> **GOAL**
Exactly as they appear, output all of the records. Skip any images.

[Records excerpted from a collection]

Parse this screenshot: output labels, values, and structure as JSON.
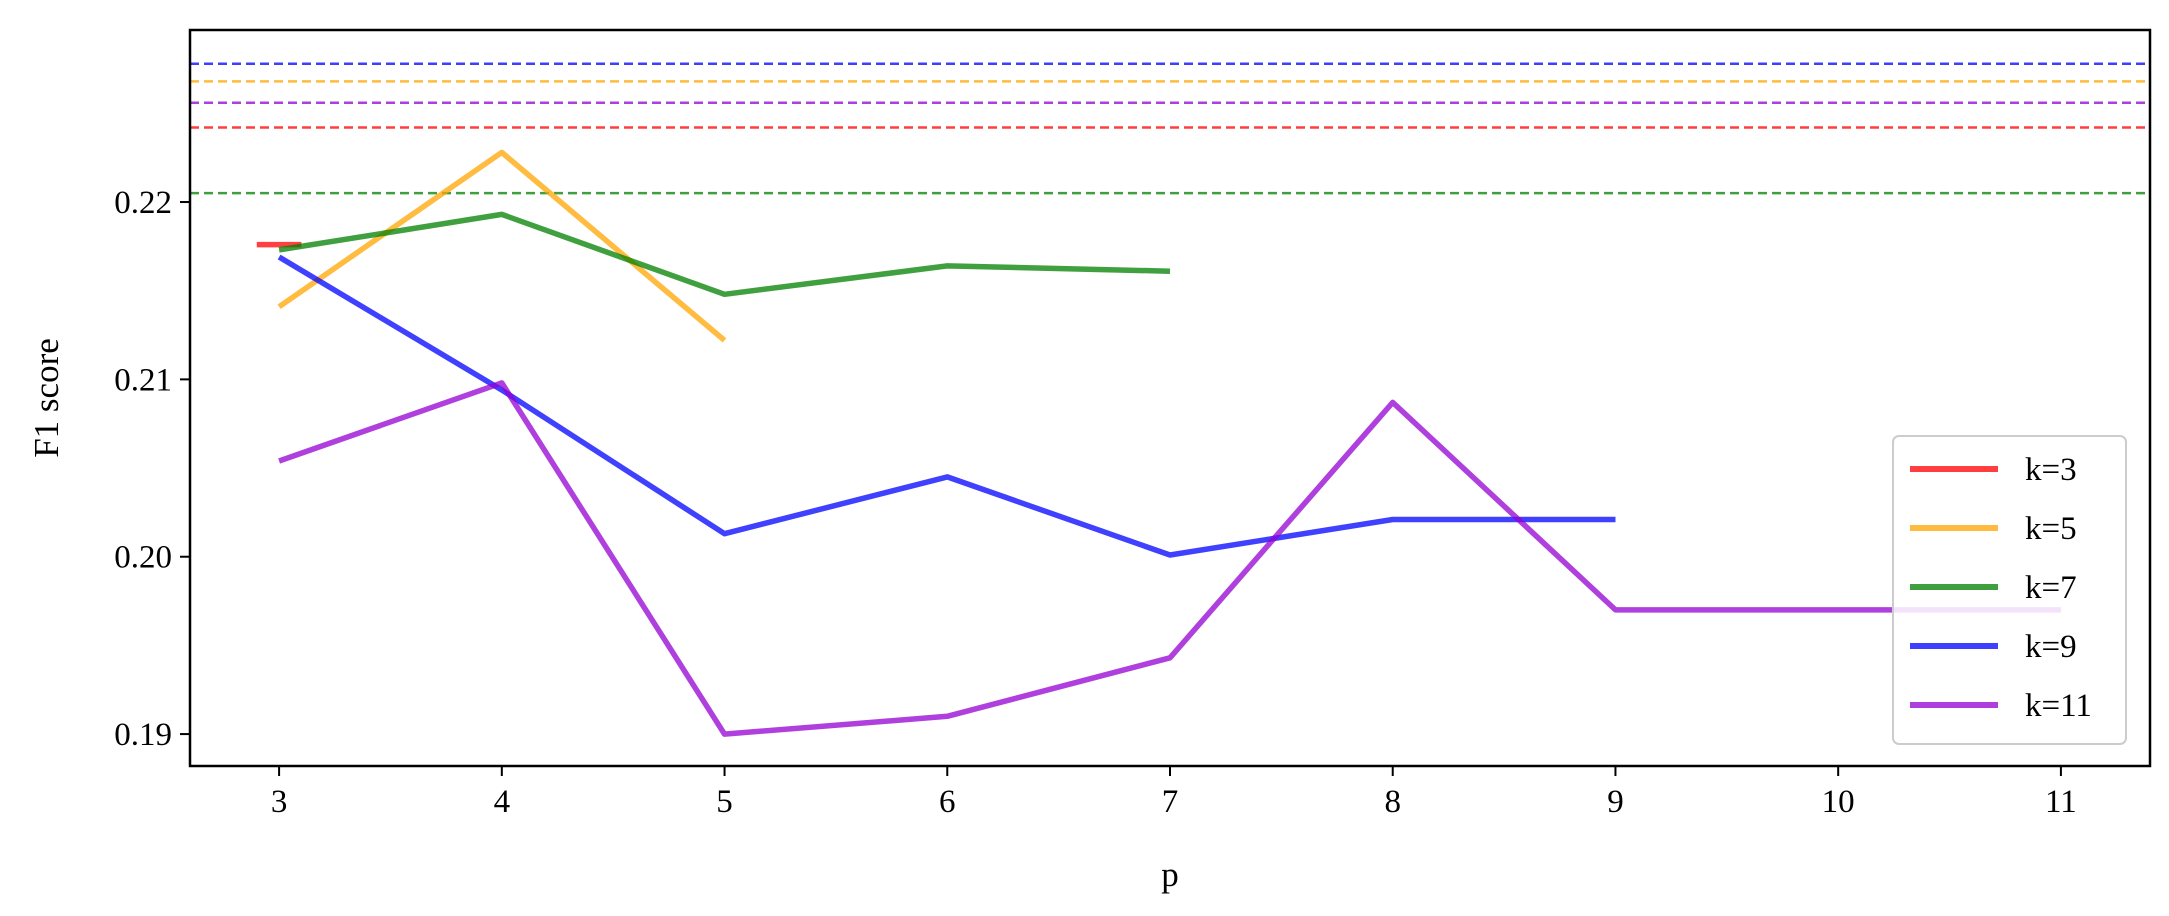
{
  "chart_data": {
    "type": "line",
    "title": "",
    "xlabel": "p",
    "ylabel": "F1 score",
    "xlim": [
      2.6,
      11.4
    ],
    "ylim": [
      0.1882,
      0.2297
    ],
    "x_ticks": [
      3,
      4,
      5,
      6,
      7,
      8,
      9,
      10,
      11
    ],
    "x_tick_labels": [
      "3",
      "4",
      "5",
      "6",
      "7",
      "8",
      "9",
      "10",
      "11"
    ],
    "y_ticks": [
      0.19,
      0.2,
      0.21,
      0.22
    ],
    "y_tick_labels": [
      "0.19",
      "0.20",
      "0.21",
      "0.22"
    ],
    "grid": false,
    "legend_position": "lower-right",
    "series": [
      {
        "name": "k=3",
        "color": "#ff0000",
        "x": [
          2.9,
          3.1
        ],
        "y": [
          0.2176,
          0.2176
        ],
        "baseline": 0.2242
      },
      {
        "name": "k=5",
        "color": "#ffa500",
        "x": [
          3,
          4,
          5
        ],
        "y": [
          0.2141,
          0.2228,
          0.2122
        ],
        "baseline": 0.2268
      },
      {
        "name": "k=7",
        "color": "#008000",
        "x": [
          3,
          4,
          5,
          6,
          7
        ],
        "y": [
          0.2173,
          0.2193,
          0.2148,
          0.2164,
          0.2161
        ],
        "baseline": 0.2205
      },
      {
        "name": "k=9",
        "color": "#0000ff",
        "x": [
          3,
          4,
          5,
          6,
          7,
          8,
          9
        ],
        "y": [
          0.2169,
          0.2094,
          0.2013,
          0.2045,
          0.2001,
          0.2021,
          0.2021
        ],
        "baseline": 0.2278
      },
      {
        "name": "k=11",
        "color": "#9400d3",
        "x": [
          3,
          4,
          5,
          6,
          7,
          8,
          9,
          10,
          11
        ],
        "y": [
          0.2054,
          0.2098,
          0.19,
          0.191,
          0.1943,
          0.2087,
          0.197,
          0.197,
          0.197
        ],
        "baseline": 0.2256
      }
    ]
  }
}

> **REPLY TO THE TASK**
Parse this screenshot: output labels, values, and structure as JSON.
{
  "chart_data": {
    "type": "line",
    "title": "",
    "xlabel": "p",
    "ylabel": "F1 score",
    "xlim": [
      2.6,
      11.4
    ],
    "ylim": [
      0.1882,
      0.2297
    ],
    "x_ticks": [
      3,
      4,
      5,
      6,
      7,
      8,
      9,
      10,
      11
    ],
    "x_tick_labels": [
      "3",
      "4",
      "5",
      "6",
      "7",
      "8",
      "9",
      "10",
      "11"
    ],
    "y_ticks": [
      0.19,
      0.2,
      0.21,
      0.22
    ],
    "y_tick_labels": [
      "0.19",
      "0.20",
      "0.21",
      "0.22"
    ],
    "grid": false,
    "legend_position": "lower-right",
    "series": [
      {
        "name": "k=3",
        "color": "#ff0000",
        "x": [
          2.9,
          3.1
        ],
        "y": [
          0.2176,
          0.2176
        ],
        "baseline": 0.2242
      },
      {
        "name": "k=5",
        "color": "#ffa500",
        "x": [
          3,
          4,
          5
        ],
        "y": [
          0.2141,
          0.2228,
          0.2122
        ],
        "baseline": 0.2268
      },
      {
        "name": "k=7",
        "color": "#008000",
        "x": [
          3,
          4,
          5,
          6,
          7
        ],
        "y": [
          0.2173,
          0.2193,
          0.2148,
          0.2164,
          0.2161
        ],
        "baseline": 0.2205
      },
      {
        "name": "k=9",
        "color": "#0000ff",
        "x": [
          3,
          4,
          5,
          6,
          7,
          8,
          9
        ],
        "y": [
          0.2169,
          0.2094,
          0.2013,
          0.2045,
          0.2001,
          0.2021,
          0.2021
        ],
        "baseline": 0.2278
      },
      {
        "name": "k=11",
        "color": "#9400d3",
        "x": [
          3,
          4,
          5,
          6,
          7,
          8,
          9,
          10,
          11
        ],
        "y": [
          0.2054,
          0.2098,
          0.19,
          0.191,
          0.1943,
          0.2087,
          0.197,
          0.197,
          0.197
        ],
        "baseline": 0.2256
      }
    ]
  }
}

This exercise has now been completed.